▸ **Your task**: Report the number of lines that hold the string "true". Leave out any other text.

==== Material provided

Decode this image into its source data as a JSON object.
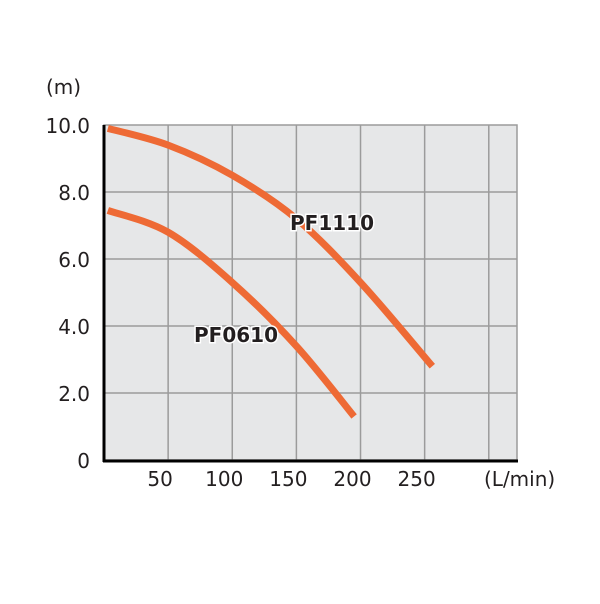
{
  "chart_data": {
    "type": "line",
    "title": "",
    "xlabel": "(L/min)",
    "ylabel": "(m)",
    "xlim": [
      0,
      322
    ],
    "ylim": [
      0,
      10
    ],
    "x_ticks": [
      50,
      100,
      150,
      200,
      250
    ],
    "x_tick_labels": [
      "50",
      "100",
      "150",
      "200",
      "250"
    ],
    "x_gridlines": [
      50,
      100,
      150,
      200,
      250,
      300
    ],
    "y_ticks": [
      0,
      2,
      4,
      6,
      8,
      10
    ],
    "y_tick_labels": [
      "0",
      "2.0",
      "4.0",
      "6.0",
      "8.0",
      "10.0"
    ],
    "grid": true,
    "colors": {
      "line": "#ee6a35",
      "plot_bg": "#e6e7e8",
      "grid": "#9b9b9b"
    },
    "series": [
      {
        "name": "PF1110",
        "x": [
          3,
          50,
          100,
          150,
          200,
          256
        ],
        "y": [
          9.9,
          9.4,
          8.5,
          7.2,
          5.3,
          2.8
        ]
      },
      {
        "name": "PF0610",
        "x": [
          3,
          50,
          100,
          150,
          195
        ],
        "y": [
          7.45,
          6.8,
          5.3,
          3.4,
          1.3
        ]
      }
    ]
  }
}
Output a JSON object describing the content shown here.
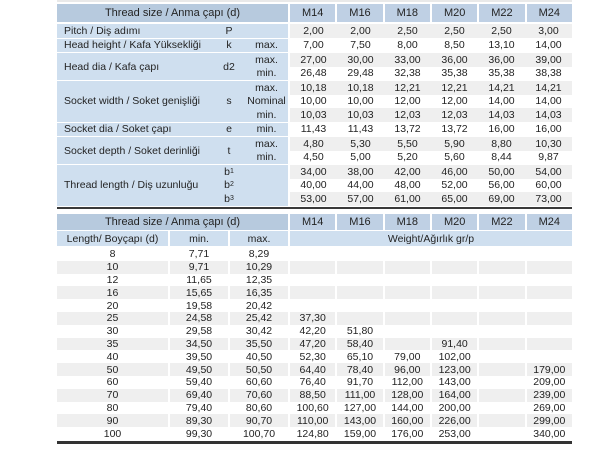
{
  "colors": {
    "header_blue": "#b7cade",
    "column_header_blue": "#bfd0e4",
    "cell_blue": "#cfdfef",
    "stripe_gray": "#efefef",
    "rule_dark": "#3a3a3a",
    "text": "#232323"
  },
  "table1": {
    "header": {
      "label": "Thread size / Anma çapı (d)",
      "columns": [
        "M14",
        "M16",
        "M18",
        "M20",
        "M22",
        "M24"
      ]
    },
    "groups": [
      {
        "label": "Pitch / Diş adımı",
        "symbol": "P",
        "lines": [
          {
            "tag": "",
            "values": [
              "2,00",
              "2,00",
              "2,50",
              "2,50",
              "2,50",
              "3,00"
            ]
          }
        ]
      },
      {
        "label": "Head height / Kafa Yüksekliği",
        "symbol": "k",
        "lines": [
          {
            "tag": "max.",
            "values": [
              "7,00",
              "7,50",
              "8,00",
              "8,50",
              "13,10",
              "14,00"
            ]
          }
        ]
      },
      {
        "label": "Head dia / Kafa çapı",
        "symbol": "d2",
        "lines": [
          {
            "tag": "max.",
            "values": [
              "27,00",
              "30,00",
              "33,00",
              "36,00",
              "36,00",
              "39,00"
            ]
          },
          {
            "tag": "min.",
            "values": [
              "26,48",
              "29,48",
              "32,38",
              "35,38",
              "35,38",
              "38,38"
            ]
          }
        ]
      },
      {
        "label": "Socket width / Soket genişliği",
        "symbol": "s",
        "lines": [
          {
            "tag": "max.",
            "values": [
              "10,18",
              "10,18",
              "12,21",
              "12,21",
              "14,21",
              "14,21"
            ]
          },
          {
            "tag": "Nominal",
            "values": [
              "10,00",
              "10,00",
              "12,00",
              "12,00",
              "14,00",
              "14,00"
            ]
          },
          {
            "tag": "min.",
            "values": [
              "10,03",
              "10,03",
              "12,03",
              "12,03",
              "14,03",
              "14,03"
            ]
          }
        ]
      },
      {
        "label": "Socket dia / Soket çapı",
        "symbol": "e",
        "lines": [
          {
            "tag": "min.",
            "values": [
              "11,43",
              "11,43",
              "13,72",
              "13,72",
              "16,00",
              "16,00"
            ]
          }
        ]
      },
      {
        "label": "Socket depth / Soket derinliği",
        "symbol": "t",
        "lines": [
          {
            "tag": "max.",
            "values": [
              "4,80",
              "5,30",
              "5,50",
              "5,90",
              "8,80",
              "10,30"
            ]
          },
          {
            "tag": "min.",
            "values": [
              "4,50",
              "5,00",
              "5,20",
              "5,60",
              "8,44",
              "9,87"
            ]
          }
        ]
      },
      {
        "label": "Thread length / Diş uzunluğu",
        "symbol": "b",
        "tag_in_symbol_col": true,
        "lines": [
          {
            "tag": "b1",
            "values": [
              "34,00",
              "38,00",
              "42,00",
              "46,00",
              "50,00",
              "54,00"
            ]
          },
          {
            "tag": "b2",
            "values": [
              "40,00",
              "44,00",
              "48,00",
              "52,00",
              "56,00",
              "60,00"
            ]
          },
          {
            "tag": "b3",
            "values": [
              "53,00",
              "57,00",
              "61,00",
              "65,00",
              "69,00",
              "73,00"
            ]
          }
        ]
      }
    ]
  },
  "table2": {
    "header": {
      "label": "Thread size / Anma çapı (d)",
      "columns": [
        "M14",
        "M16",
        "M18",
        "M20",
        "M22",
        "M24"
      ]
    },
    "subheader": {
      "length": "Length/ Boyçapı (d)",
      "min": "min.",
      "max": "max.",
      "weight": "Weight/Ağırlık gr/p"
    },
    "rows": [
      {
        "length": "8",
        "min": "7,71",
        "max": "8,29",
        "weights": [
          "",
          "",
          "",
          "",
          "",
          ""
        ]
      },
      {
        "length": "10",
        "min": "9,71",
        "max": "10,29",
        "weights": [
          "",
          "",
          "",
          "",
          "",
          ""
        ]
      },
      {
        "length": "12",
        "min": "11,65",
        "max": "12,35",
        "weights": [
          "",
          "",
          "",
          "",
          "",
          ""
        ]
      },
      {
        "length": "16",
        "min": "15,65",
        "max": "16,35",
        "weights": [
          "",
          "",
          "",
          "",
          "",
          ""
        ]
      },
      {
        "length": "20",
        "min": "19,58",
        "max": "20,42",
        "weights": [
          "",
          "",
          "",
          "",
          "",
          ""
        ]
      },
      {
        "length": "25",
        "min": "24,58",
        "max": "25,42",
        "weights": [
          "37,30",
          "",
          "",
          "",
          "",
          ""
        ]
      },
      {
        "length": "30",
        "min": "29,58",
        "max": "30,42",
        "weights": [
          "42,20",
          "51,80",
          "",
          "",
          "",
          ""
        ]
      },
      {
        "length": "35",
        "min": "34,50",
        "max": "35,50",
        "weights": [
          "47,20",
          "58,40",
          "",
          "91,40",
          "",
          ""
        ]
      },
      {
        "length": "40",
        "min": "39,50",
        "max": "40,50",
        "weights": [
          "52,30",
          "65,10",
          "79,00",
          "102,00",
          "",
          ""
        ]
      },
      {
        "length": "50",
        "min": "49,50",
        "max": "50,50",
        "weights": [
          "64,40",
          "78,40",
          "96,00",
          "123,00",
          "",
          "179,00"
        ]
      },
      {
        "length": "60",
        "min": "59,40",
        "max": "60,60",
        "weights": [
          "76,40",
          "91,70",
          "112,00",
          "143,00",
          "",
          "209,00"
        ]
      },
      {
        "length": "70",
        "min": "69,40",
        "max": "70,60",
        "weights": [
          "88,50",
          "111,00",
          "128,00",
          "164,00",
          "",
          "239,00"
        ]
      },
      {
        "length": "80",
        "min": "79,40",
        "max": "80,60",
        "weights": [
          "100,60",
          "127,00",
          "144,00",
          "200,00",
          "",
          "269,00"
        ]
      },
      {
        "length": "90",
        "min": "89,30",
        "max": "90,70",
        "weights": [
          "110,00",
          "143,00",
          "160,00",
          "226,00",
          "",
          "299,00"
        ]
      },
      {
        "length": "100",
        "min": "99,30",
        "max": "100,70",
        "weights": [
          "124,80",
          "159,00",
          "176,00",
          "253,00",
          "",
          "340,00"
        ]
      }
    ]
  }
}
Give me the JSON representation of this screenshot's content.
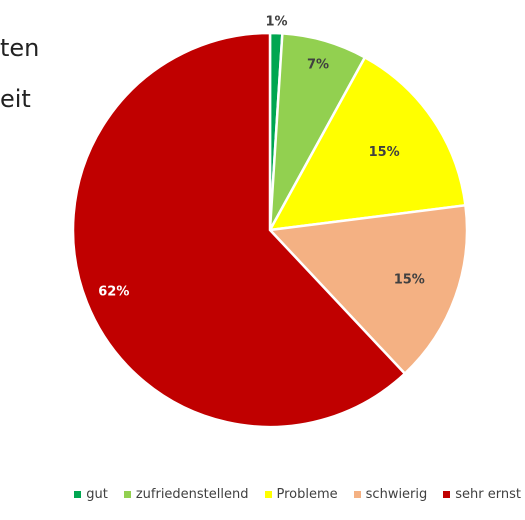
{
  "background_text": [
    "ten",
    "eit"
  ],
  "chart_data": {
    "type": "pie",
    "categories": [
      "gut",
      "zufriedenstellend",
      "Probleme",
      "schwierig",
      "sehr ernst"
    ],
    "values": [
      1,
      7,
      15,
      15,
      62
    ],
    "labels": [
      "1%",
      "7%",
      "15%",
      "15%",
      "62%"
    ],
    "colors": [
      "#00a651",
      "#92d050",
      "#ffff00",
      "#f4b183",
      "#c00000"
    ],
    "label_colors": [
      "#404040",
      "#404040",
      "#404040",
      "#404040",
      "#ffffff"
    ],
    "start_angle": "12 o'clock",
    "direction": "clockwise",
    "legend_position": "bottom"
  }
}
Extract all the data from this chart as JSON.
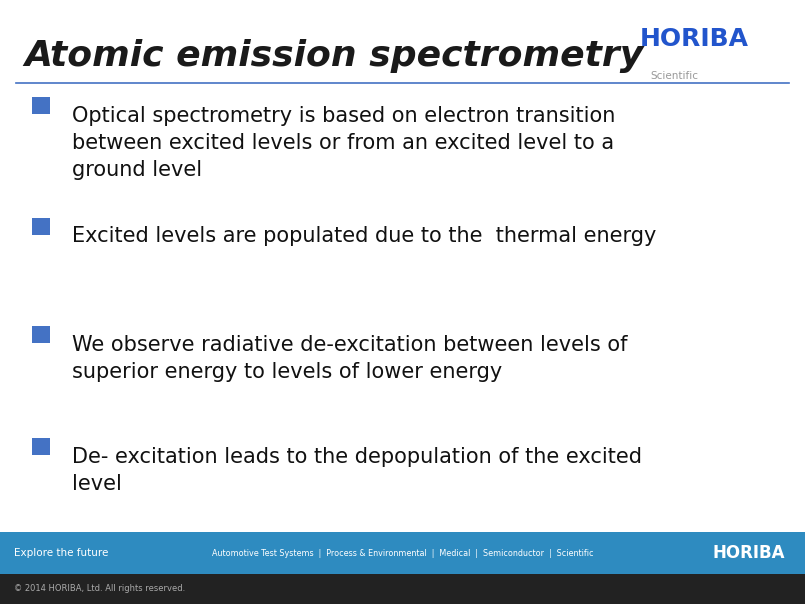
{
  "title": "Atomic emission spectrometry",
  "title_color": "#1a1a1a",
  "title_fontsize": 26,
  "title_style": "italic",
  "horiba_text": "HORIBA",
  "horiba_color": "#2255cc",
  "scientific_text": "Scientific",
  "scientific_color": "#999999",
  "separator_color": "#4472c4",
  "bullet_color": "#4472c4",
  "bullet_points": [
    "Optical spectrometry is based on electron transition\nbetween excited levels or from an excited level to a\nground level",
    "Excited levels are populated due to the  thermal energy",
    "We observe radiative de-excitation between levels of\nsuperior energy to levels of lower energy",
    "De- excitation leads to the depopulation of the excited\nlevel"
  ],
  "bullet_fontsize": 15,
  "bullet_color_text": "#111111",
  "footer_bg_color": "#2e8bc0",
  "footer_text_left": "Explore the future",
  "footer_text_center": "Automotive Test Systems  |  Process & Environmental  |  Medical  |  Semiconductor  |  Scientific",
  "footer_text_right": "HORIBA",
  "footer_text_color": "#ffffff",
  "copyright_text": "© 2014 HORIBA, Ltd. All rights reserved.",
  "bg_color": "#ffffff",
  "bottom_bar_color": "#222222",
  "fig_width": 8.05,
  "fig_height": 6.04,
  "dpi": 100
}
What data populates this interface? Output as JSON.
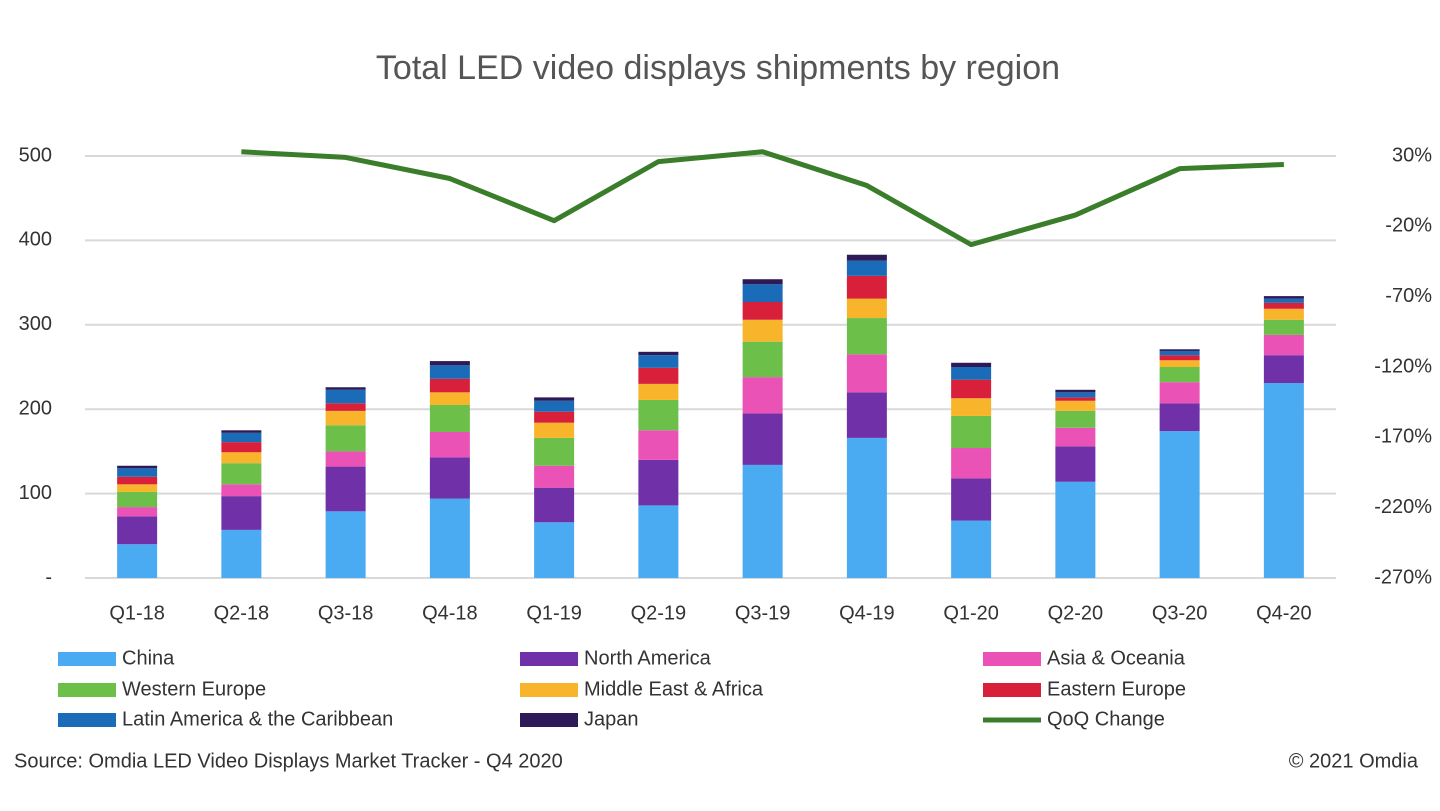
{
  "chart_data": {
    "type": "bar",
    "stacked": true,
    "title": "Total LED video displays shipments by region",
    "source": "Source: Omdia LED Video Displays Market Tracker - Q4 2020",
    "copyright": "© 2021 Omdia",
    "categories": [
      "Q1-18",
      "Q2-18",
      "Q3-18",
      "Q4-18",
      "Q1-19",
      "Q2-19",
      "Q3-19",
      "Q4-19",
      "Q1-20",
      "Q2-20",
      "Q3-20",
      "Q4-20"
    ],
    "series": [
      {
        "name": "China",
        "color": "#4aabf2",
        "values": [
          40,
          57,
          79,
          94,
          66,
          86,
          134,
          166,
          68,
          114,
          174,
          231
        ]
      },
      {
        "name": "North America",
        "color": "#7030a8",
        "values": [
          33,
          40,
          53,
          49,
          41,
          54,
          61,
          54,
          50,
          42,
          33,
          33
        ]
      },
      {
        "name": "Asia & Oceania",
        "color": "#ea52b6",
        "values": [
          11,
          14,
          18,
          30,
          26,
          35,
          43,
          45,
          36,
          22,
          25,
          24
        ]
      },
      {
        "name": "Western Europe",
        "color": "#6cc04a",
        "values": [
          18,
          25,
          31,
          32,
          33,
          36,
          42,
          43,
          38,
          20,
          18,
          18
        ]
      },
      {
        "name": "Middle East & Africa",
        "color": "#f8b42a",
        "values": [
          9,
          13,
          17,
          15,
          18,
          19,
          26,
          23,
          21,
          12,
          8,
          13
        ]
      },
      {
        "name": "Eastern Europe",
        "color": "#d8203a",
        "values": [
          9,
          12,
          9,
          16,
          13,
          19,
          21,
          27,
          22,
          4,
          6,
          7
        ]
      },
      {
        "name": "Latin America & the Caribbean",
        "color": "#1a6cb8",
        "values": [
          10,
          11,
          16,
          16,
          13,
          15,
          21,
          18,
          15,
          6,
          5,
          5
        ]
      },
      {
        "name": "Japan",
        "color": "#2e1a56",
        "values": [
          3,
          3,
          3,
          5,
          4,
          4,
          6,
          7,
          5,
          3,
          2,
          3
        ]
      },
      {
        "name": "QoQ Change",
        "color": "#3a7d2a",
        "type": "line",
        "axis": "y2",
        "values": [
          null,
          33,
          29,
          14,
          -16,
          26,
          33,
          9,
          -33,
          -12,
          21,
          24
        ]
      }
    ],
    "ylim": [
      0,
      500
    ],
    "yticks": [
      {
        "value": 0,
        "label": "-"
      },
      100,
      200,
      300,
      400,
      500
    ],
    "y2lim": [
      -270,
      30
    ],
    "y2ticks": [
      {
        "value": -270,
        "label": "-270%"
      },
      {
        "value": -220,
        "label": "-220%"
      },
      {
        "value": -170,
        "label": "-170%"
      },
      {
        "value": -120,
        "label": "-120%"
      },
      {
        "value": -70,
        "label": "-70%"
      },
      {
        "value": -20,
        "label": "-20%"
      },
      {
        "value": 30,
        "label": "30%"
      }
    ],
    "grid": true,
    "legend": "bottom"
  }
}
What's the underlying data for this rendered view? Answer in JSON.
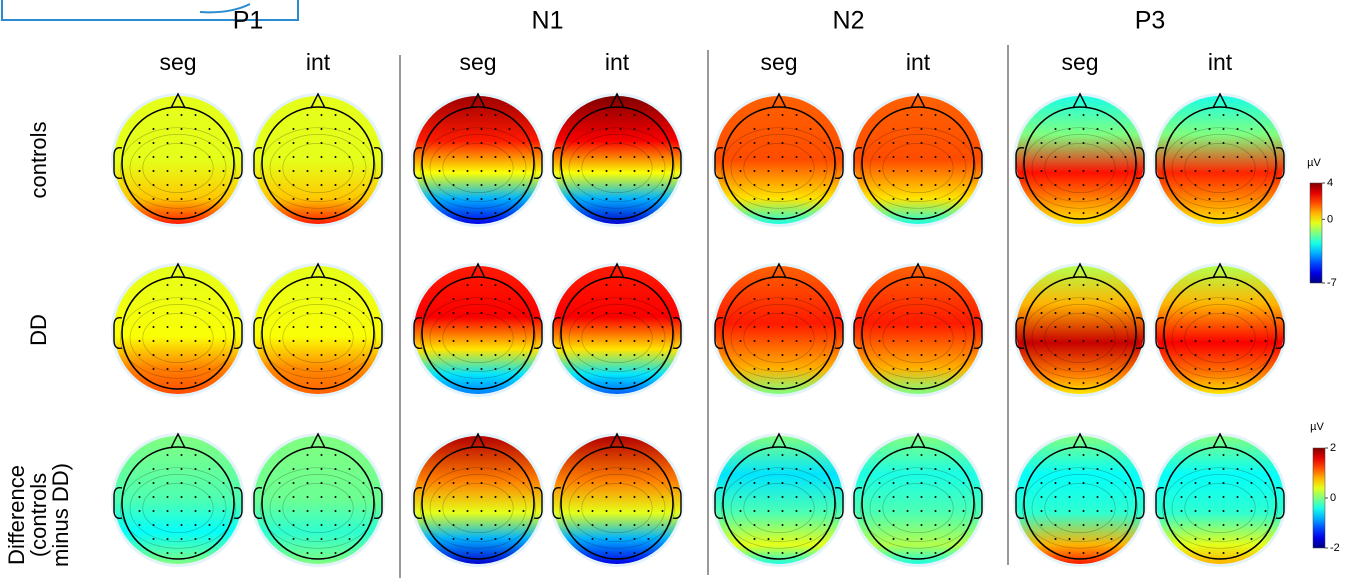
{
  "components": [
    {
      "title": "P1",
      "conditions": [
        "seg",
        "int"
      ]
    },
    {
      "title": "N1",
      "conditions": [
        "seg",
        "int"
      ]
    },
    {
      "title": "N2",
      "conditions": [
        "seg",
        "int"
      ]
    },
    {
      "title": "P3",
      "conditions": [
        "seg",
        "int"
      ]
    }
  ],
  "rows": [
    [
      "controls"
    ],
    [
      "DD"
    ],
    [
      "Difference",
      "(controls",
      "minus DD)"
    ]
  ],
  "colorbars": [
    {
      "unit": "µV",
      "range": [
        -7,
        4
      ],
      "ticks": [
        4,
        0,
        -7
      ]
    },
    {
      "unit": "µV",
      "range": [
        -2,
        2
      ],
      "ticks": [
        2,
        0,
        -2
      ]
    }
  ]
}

========

▸ **Response below**: 4